Omit the images. Copy each entry word for word.

********************

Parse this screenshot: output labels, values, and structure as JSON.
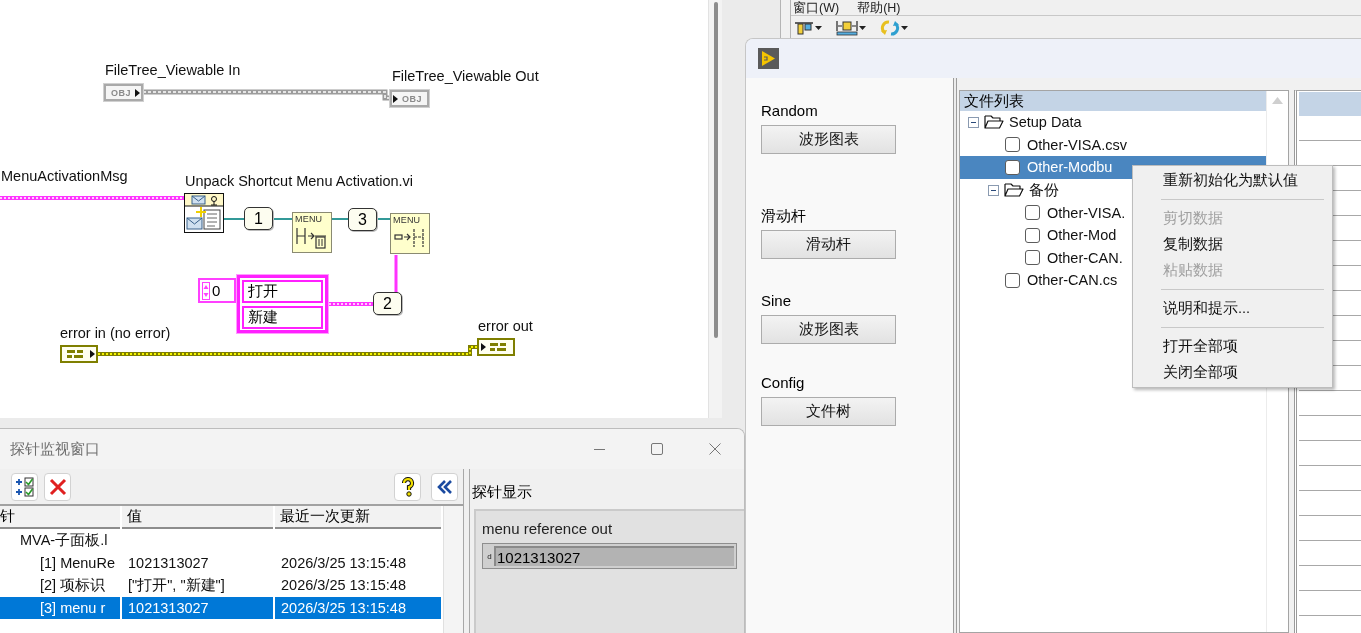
{
  "block_diagram": {
    "object_terminals": [
      {
        "kind": "control",
        "label": "FileTree_Viewable In",
        "type": "OBJ"
      },
      {
        "kind": "indicator",
        "label": "FileTree_Viewable Out",
        "type": "OBJ"
      }
    ],
    "message_input": {
      "label": "MenuActivationMsg"
    },
    "unpack_node": {
      "label": "Unpack Shortcut Menu Activation.vi"
    },
    "constants": [
      {
        "kind": "numeric",
        "text": "1"
      },
      {
        "kind": "numeric",
        "text": "3"
      },
      {
        "kind": "numeric",
        "text": "2"
      }
    ],
    "menu_nodes": [
      {
        "kind": "delete",
        "text": "MENU"
      },
      {
        "kind": "insert",
        "text": "MENU"
      }
    ],
    "array_constant": {
      "index": "0",
      "items": [
        "打开",
        "新建"
      ]
    },
    "error_terminals": [
      {
        "kind": "control",
        "label": "error in (no error)"
      },
      {
        "kind": "indicator",
        "label": "error out"
      }
    ]
  },
  "editor_window": {
    "menu": [
      "窗口(W)",
      "帮助(H)"
    ]
  },
  "run_window": {
    "panel_controls": [
      {
        "label": "Random",
        "button": "波形图表"
      },
      {
        "label": "滑动杆",
        "button": "滑动杆"
      },
      {
        "label": "Sine",
        "button": "波形图表"
      },
      {
        "label": "Config",
        "button": "文件树"
      }
    ],
    "file_tree": {
      "header": "文件列表",
      "items": [
        {
          "kind": "folder",
          "label": "Setup Data",
          "expanded": true,
          "selected": false,
          "children": [
            {
              "kind": "file",
              "label": "Other-VISA.csv",
              "checked": false,
              "selected": false
            },
            {
              "kind": "file",
              "label": "Other-Modbu",
              "checked": false,
              "selected": true
            },
            {
              "kind": "folder",
              "label": "备份",
              "expanded": true,
              "selected": false,
              "children": [
                {
                  "kind": "file",
                  "label": "Other-VISA.",
                  "checked": false,
                  "selected": false
                },
                {
                  "kind": "file",
                  "label": "Other-Mod",
                  "checked": false,
                  "selected": false
                },
                {
                  "kind": "file",
                  "label": "Other-CAN.",
                  "checked": false,
                  "selected": false
                }
              ]
            },
            {
              "kind": "file",
              "label": "Other-CAN.cs",
              "checked": false,
              "selected": false
            }
          ]
        }
      ]
    },
    "context_menu": [
      {
        "kind": "item",
        "label": "重新初始化为默认值",
        "disabled": false
      },
      {
        "kind": "separator"
      },
      {
        "kind": "item",
        "label": "剪切数据",
        "disabled": true
      },
      {
        "kind": "item",
        "label": "复制数据",
        "disabled": false
      },
      {
        "kind": "item",
        "label": "粘贴数据",
        "disabled": true
      },
      {
        "kind": "separator"
      },
      {
        "kind": "item",
        "label": "说明和提示...",
        "disabled": false
      },
      {
        "kind": "separator"
      },
      {
        "kind": "item",
        "label": "打开全部项",
        "disabled": false
      },
      {
        "kind": "item",
        "label": "关闭全部项",
        "disabled": false
      }
    ]
  },
  "probe_window": {
    "title": "探针监视窗口",
    "columns": [
      "针",
      "值",
      "最近一次更新"
    ],
    "rows": [
      {
        "cells": [
          "MVA-子面板.l"
        ],
        "selected": false,
        "children": [
          {
            "cells": [
              "[1] MenuRe",
              "1021313027",
              "2026/3/25 13:15:48"
            ],
            "selected": false
          },
          {
            "cells": [
              "[2] 项标识",
              "[\"打开\", \"新建\"]",
              "2026/3/25 13:15:48"
            ],
            "selected": false
          },
          {
            "cells": [
              "[3] menu r",
              "1021313027",
              "2026/3/25 13:15:48"
            ],
            "selected": true
          }
        ]
      }
    ],
    "display": {
      "title": "探针显示",
      "probe_label": "menu reference out",
      "radix": "d",
      "value": "1021313027"
    }
  }
}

********************

TASK RESPONSE ::
Parse this screenshot: output labels, values, and structure as JSON.
{
  "block_diagram": {
    "object_terminals": [
      {
        "kind": "control",
        "label": "FileTree_Viewable In",
        "type": "OBJ"
      },
      {
        "kind": "indicator",
        "label": "FileTree_Viewable Out",
        "type": "OBJ"
      }
    ],
    "message_input": {
      "label": "MenuActivationMsg"
    },
    "unpack_node": {
      "label": "Unpack Shortcut Menu Activation.vi"
    },
    "constants": [
      {
        "kind": "numeric",
        "text": "1"
      },
      {
        "kind": "numeric",
        "text": "3"
      },
      {
        "kind": "numeric",
        "text": "2"
      }
    ],
    "menu_nodes": [
      {
        "kind": "delete",
        "text": "MENU"
      },
      {
        "kind": "insert",
        "text": "MENU"
      }
    ],
    "array_constant": {
      "index": "0",
      "items": [
        "打开",
        "新建"
      ]
    },
    "error_terminals": [
      {
        "kind": "control",
        "label": "error in (no error)"
      },
      {
        "kind": "indicator",
        "label": "error out"
      }
    ]
  },
  "editor_window": {
    "menu": [
      "窗口(W)",
      "帮助(H)"
    ]
  },
  "run_window": {
    "panel_controls": [
      {
        "label": "Random",
        "button": "波形图表"
      },
      {
        "label": "滑动杆",
        "button": "滑动杆"
      },
      {
        "label": "Sine",
        "button": "波形图表"
      },
      {
        "label": "Config",
        "button": "文件树"
      }
    ],
    "file_tree": {
      "header": "文件列表",
      "items": [
        {
          "kind": "folder",
          "label": "Setup Data",
          "expanded": true,
          "selected": false,
          "children": [
            {
              "kind": "file",
              "label": "Other-VISA.csv",
              "checked": false,
              "selected": false
            },
            {
              "kind": "file",
              "label": "Other-Modbu",
              "checked": false,
              "selected": true
            },
            {
              "kind": "folder",
              "label": "备份",
              "expanded": true,
              "selected": false,
              "children": [
                {
                  "kind": "file",
                  "label": "Other-VISA.",
                  "checked": false,
                  "selected": false
                },
                {
                  "kind": "file",
                  "label": "Other-Mod",
                  "checked": false,
                  "selected": false
                },
                {
                  "kind": "file",
                  "label": "Other-CAN.",
                  "checked": false,
                  "selected": false
                }
              ]
            },
            {
              "kind": "file",
              "label": "Other-CAN.cs",
              "checked": false,
              "selected": false
            }
          ]
        }
      ]
    },
    "context_menu": [
      {
        "kind": "item",
        "label": "重新初始化为默认值",
        "disabled": false
      },
      {
        "kind": "separator"
      },
      {
        "kind": "item",
        "label": "剪切数据",
        "disabled": true
      },
      {
        "kind": "item",
        "label": "复制数据",
        "disabled": false
      },
      {
        "kind": "item",
        "label": "粘贴数据",
        "disabled": true
      },
      {
        "kind": "separator"
      },
      {
        "kind": "item",
        "label": "说明和提示...",
        "disabled": false
      },
      {
        "kind": "separator"
      },
      {
        "kind": "item",
        "label": "打开全部项",
        "disabled": false
      },
      {
        "kind": "item",
        "label": "关闭全部项",
        "disabled": false
      }
    ]
  },
  "probe_window": {
    "title": "探针监视窗口",
    "columns": [
      "针",
      "值",
      "最近一次更新"
    ],
    "rows": [
      {
        "cells": [
          "MVA-子面板.l"
        ],
        "selected": false,
        "children": [
          {
            "cells": [
              "[1] MenuRe",
              "1021313027",
              "2026/3/25 13:15:48"
            ],
            "selected": false
          },
          {
            "cells": [
              "[2] 项标识",
              "[\"打开\", \"新建\"]",
              "2026/3/25 13:15:48"
            ],
            "selected": false
          },
          {
            "cells": [
              "[3] menu r",
              "1021313027",
              "2026/3/25 13:15:48"
            ],
            "selected": true
          }
        ]
      }
    ],
    "display": {
      "title": "探针显示",
      "probe_label": "menu reference out",
      "radix": "d",
      "value": "1021313027"
    }
  }
}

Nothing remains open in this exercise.